■ **WRITTEN REQUEST**
Your task is to quote the material that follows, in full and exactly.

[START RECORDS]

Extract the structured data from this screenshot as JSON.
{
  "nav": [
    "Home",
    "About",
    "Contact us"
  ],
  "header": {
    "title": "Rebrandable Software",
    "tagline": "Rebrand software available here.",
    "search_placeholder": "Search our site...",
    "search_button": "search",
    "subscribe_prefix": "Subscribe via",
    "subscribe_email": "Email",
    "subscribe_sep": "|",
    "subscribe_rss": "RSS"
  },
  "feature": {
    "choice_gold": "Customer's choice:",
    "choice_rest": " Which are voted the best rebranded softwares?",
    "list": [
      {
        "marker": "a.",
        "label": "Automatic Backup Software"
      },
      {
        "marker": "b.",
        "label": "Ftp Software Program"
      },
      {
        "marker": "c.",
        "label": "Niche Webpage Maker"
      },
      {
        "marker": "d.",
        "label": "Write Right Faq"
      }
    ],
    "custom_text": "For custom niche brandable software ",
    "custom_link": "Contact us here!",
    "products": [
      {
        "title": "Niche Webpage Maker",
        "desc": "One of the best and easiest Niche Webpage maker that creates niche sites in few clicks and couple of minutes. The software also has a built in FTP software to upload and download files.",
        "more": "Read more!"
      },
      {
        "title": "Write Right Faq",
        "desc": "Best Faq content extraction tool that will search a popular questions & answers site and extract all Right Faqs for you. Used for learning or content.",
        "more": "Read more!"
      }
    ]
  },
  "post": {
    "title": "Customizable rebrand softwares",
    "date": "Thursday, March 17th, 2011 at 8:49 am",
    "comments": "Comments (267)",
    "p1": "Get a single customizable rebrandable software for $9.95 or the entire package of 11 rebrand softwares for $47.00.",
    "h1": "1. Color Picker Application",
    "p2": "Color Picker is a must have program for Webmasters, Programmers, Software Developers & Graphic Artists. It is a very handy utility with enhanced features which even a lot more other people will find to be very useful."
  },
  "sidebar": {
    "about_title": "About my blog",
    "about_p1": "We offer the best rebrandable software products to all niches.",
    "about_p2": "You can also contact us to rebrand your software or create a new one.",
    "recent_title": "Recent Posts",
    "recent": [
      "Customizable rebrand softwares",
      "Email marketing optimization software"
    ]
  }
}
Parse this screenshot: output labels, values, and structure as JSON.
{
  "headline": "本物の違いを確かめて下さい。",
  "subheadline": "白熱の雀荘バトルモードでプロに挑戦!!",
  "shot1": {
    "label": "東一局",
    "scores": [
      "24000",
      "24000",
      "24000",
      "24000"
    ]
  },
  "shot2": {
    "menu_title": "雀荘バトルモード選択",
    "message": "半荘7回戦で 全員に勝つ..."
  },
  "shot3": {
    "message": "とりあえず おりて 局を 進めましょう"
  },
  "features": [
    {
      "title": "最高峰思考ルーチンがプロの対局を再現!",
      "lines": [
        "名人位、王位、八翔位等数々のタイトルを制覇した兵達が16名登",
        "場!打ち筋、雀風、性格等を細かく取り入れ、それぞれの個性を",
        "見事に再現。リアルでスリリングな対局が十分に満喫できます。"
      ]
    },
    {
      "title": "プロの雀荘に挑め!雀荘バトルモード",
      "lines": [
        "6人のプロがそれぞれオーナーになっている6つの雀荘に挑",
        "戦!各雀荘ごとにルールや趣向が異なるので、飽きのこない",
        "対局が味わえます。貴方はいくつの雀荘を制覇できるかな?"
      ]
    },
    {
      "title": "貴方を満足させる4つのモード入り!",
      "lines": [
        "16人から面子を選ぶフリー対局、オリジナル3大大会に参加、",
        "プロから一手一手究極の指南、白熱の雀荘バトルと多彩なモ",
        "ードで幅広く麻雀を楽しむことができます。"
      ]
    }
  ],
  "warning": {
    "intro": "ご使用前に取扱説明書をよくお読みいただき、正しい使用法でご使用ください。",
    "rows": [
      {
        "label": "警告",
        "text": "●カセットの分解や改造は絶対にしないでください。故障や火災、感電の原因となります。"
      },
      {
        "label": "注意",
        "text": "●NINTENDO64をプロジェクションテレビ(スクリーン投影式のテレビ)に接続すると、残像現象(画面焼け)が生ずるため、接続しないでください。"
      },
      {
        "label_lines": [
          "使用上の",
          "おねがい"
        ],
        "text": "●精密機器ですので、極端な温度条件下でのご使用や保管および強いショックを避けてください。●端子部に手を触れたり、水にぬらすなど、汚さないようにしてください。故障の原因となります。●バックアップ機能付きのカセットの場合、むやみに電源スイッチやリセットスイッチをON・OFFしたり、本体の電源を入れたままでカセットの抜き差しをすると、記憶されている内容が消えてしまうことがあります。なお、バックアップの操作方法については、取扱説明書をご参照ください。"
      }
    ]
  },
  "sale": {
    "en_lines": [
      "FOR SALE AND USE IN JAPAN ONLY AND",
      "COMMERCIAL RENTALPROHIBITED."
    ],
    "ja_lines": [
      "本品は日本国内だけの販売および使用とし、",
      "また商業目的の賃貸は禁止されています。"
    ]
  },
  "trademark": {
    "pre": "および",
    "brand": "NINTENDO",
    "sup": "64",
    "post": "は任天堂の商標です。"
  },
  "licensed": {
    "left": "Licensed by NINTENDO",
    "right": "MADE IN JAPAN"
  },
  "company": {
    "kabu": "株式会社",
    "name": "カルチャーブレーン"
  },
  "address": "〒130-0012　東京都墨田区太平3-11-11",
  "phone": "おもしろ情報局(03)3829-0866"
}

[END RECORDS]

■ **SOLUTION TO THE EXERCISE**
Extract the structured data from this screenshot as JSON.
{
  "nav": [
    "Home",
    "About",
    "Contact us"
  ],
  "header": {
    "title": "Rebrandable Software",
    "tagline": "Rebrand software available here.",
    "search_placeholder": "Search our site...",
    "search_button": "search",
    "subscribe_prefix": "Subscribe via",
    "subscribe_email": "Email",
    "subscribe_sep": "|",
    "subscribe_rss": "RSS"
  },
  "feature": {
    "choice_gold": "Customer's choice:",
    "choice_rest": " Which are voted the best rebranded softwares?",
    "list": [
      {
        "marker": "a.",
        "label": "Automatic Backup Software"
      },
      {
        "marker": "b.",
        "label": "Ftp Software Program"
      },
      {
        "marker": "c.",
        "label": "Niche Webpage Maker"
      },
      {
        "marker": "d.",
        "label": "Write Right Faq"
      }
    ],
    "custom_text": "For custom niche brandable software ",
    "custom_link": "Contact us here!",
    "products": [
      {
        "title": "Niche Webpage Maker",
        "desc": "One of the best and easiest Niche Webpage maker that creates niche sites in few clicks and couple of minutes. The software also has a built in FTP software to upload and download files.",
        "more": "Read more!"
      },
      {
        "title": "Write Right Faq",
        "desc": "Best Faq content extraction tool that will search a popular questions & answers site and extract all Right Faqs for you. Used for learning or content.",
        "more": "Read more!"
      }
    ]
  },
  "post": {
    "title": "Customizable rebrand softwares",
    "date": "Thursday, March 17th, 2011 at 8:49 am",
    "comments": "Comments (267)",
    "p1": "Get a single customizable rebrandable software for $9.95 or the entire package of 11 rebrand softwares for $47.00.",
    "h1": "1. Color Picker Application",
    "p2": "Color Picker is a must have program for Webmasters, Programmers, Software Developers & Graphic Artists. It is a very handy utility with enhanced features which even a lot more other people will find to be very useful."
  },
  "sidebar": {
    "about_title": "About my blog",
    "about_p1": "We offer the best rebrandable software products to all niches.",
    "about_p2": "You can also contact us to rebrand your software or create a new one.",
    "recent_title": "Recent Posts",
    "recent": [
      "Customizable rebrand softwares",
      "Email marketing optimization software"
    ]
  }
}
Parse this screenshot: output labels, values, and structure as JSON.
{
  "headline": "本物の違いを確かめて下さい。",
  "subheadline": "白熱の雀荘バトルモードでプロに挑戦!!",
  "shot1": {
    "label": "東一局",
    "scores": [
      "24000",
      "24000",
      "24000",
      "24000"
    ]
  },
  "shot2": {
    "menu_title": "雀荘バトルモード選択",
    "message": "半荘7回戦で 全員に勝つ..."
  },
  "shot3": {
    "message": "とりあえず おりて 局を 進めましょう"
  },
  "features": [
    {
      "title": "最高峰思考ルーチンがプロの対局を再現!",
      "lines": [
        "名人位、王位、八翔位等数々のタイトルを制覇した兵達が16名登",
        "場!打ち筋、雀風、性格等を細かく取り入れ、それぞれの個性を",
        "見事に再現。リアルでスリリングな対局が十分に満喫できます。"
      ]
    },
    {
      "title": "プロの雀荘に挑め!雀荘バトルモード",
      "lines": [
        "6人のプロがそれぞれオーナーになっている6つの雀荘に挑",
        "戦!各雀荘ごとにルールや趣向が異なるので、飽きのこない",
        "対局が味わえます。貴方はいくつの雀荘を制覇できるかな?"
      ]
    },
    {
      "title": "貴方を満足させる4つのモード入り!",
      "lines": [
        "16人から面子を選ぶフリー対局、オリジナル3大大会に参加、",
        "プロから一手一手究極の指南、白熱の雀荘バトルと多彩なモ",
        "ードで幅広く麻雀を楽しむことができます。"
      ]
    }
  ],
  "warning": {
    "intro": "ご使用前に取扱説明書をよくお読みいただき、正しい使用法でご使用ください。",
    "rows": [
      {
        "label": "警告",
        "text": "●カセットの分解や改造は絶対にしないでください。故障や火災、感電の原因となります。"
      },
      {
        "label": "注意",
        "text": "●NINTENDO64をプロジェクションテレビ(スクリーン投影式のテレビ)に接続すると、残像現象(画面焼け)が生ずるため、接続しないでください。"
      },
      {
        "label_lines": [
          "使用上の",
          "おねがい"
        ],
        "text": "●精密機器ですので、極端な温度条件下でのご使用や保管および強いショックを避けてください。●端子部に手を触れたり、水にぬらすなど、汚さないようにしてください。故障の原因となります。●バックアップ機能付きのカセットの場合、むやみに電源スイッチやリセットスイッチをON・OFFしたり、本体の電源を入れたままでカセットの抜き差しをすると、記憶されている内容が消えてしまうことがあります。なお、バックアップの操作方法については、取扱説明書をご参照ください。"
      }
    ]
  },
  "sale": {
    "en_lines": [
      "FOR SALE AND USE IN JAPAN ONLY AND",
      "COMMERCIAL RENTALPROHIBITED."
    ],
    "ja_lines": [
      "本品は日本国内だけの販売および使用とし、",
      "また商業目的の賃貸は禁止されています。"
    ]
  },
  "trademark": {
    "pre": "および",
    "brand": "NINTENDO",
    "sup": "64",
    "post": "は任天堂の商標です。"
  },
  "licensed": {
    "left": "Licensed by NINTENDO",
    "right": "MADE IN JAPAN"
  },
  "company": {
    "kabu": "株式会社",
    "name": "カルチャーブレーン"
  },
  "address": "〒130-0012　東京都墨田区太平3-11-11",
  "phone": "おもしろ情報局(03)3829-0866"
}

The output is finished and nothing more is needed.